> Goal:
Reproduce the material exactly, omitting nothing.

━━ Data for this exercise ━━

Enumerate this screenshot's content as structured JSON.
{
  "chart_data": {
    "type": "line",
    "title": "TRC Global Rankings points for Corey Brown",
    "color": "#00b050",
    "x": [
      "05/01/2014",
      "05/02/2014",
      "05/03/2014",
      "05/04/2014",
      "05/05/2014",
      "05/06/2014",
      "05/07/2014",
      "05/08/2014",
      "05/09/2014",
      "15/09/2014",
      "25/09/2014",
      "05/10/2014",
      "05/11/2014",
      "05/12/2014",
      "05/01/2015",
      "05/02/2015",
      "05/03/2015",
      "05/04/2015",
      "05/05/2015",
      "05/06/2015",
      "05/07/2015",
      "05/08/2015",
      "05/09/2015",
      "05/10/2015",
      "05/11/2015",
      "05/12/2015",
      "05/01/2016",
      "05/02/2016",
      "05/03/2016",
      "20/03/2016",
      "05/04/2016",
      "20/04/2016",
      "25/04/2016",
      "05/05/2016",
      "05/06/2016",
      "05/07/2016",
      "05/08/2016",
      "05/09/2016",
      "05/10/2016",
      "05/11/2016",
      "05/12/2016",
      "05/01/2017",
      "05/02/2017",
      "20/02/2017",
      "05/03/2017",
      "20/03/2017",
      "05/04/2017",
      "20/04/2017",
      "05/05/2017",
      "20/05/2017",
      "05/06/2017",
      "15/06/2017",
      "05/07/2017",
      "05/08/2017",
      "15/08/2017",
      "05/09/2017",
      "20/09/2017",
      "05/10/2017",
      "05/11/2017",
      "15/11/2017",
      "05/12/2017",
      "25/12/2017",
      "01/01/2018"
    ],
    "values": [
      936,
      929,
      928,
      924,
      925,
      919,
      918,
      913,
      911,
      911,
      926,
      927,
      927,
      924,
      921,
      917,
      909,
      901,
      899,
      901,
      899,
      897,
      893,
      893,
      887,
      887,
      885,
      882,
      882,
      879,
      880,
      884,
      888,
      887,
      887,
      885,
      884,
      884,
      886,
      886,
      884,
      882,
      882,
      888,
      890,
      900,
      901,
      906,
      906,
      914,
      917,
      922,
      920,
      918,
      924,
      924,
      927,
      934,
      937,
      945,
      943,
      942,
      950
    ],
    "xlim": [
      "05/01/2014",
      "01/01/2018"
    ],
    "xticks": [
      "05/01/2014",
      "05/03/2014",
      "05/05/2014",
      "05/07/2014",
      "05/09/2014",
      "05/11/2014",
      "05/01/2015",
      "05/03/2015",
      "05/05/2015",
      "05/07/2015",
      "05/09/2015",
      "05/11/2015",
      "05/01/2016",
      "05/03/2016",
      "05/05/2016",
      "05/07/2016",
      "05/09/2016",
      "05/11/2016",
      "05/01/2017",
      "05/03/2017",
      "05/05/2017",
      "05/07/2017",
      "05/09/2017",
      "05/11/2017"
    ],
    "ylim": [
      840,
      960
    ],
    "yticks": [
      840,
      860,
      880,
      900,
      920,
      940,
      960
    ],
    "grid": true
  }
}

━━━

> Answer to the task:
Enumerate this screenshot's content as structured JSON.
{
  "chart_data": {
    "type": "line",
    "title": "TRC Global Rankings points for Corey Brown",
    "color": "#00b050",
    "x": [
      "05/01/2014",
      "05/02/2014",
      "05/03/2014",
      "05/04/2014",
      "05/05/2014",
      "05/06/2014",
      "05/07/2014",
      "05/08/2014",
      "05/09/2014",
      "15/09/2014",
      "25/09/2014",
      "05/10/2014",
      "05/11/2014",
      "05/12/2014",
      "05/01/2015",
      "05/02/2015",
      "05/03/2015",
      "05/04/2015",
      "05/05/2015",
      "05/06/2015",
      "05/07/2015",
      "05/08/2015",
      "05/09/2015",
      "05/10/2015",
      "05/11/2015",
      "05/12/2015",
      "05/01/2016",
      "05/02/2016",
      "05/03/2016",
      "20/03/2016",
      "05/04/2016",
      "20/04/2016",
      "25/04/2016",
      "05/05/2016",
      "05/06/2016",
      "05/07/2016",
      "05/08/2016",
      "05/09/2016",
      "05/10/2016",
      "05/11/2016",
      "05/12/2016",
      "05/01/2017",
      "05/02/2017",
      "20/02/2017",
      "05/03/2017",
      "20/03/2017",
      "05/04/2017",
      "20/04/2017",
      "05/05/2017",
      "20/05/2017",
      "05/06/2017",
      "15/06/2017",
      "05/07/2017",
      "05/08/2017",
      "15/08/2017",
      "05/09/2017",
      "20/09/2017",
      "05/10/2017",
      "05/11/2017",
      "15/11/2017",
      "05/12/2017",
      "25/12/2017",
      "01/01/2018"
    ],
    "values": [
      936,
      929,
      928,
      924,
      925,
      919,
      918,
      913,
      911,
      911,
      926,
      927,
      927,
      924,
      921,
      917,
      909,
      901,
      899,
      901,
      899,
      897,
      893,
      893,
      887,
      887,
      885,
      882,
      882,
      879,
      880,
      884,
      888,
      887,
      887,
      885,
      884,
      884,
      886,
      886,
      884,
      882,
      882,
      888,
      890,
      900,
      901,
      906,
      906,
      914,
      917,
      922,
      920,
      918,
      924,
      924,
      927,
      934,
      937,
      945,
      943,
      942,
      950
    ],
    "xlim": [
      "05/01/2014",
      "01/01/2018"
    ],
    "xticks": [
      "05/01/2014",
      "05/03/2014",
      "05/05/2014",
      "05/07/2014",
      "05/09/2014",
      "05/11/2014",
      "05/01/2015",
      "05/03/2015",
      "05/05/2015",
      "05/07/2015",
      "05/09/2015",
      "05/11/2015",
      "05/01/2016",
      "05/03/2016",
      "05/05/2016",
      "05/07/2016",
      "05/09/2016",
      "05/11/2016",
      "05/01/2017",
      "05/03/2017",
      "05/05/2017",
      "05/07/2017",
      "05/09/2017",
      "05/11/2017"
    ],
    "ylim": [
      840,
      960
    ],
    "yticks": [
      840,
      860,
      880,
      900,
      920,
      940,
      960
    ],
    "grid": true
  }
}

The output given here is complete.